Problem to solve - Please repeat all of the lines that follow, exactly as written.

___ Records for this exercise ___

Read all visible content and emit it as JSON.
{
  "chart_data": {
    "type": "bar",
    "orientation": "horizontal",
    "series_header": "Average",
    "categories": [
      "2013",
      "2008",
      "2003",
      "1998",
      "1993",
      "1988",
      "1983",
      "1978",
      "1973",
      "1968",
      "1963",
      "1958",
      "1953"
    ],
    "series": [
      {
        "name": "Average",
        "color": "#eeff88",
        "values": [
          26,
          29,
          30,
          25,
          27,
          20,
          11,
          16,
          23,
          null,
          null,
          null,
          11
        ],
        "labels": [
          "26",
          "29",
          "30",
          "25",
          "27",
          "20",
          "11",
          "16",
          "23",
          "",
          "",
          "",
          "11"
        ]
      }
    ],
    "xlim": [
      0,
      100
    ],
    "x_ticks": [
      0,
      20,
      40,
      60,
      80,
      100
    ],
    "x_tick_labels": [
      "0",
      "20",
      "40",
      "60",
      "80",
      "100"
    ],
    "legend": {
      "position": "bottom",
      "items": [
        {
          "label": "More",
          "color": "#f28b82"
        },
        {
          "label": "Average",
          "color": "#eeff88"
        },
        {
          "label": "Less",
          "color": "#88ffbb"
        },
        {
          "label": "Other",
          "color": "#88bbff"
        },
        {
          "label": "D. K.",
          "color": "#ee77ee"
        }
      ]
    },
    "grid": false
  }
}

___

Answer to the exercise -
Read all visible content and emit it as JSON.
{
  "chart_data": {
    "type": "bar",
    "orientation": "horizontal",
    "series_header": "Average",
    "categories": [
      "2013",
      "2008",
      "2003",
      "1998",
      "1993",
      "1988",
      "1983",
      "1978",
      "1973",
      "1968",
      "1963",
      "1958",
      "1953"
    ],
    "series": [
      {
        "name": "Average",
        "color": "#eeff88",
        "values": [
          26,
          29,
          30,
          25,
          27,
          20,
          11,
          16,
          23,
          null,
          null,
          null,
          11
        ],
        "labels": [
          "26",
          "29",
          "30",
          "25",
          "27",
          "20",
          "11",
          "16",
          "23",
          "",
          "",
          "",
          "11"
        ]
      }
    ],
    "xlim": [
      0,
      100
    ],
    "x_ticks": [
      0,
      20,
      40,
      60,
      80,
      100
    ],
    "x_tick_labels": [
      "0",
      "20",
      "40",
      "60",
      "80",
      "100"
    ],
    "legend": {
      "position": "bottom",
      "items": [
        {
          "label": "More",
          "color": "#f28b82"
        },
        {
          "label": "Average",
          "color": "#eeff88"
        },
        {
          "label": "Less",
          "color": "#88ffbb"
        },
        {
          "label": "Other",
          "color": "#88bbff"
        },
        {
          "label": "D. K.",
          "color": "#ee77ee"
        }
      ]
    },
    "grid": false
  }
}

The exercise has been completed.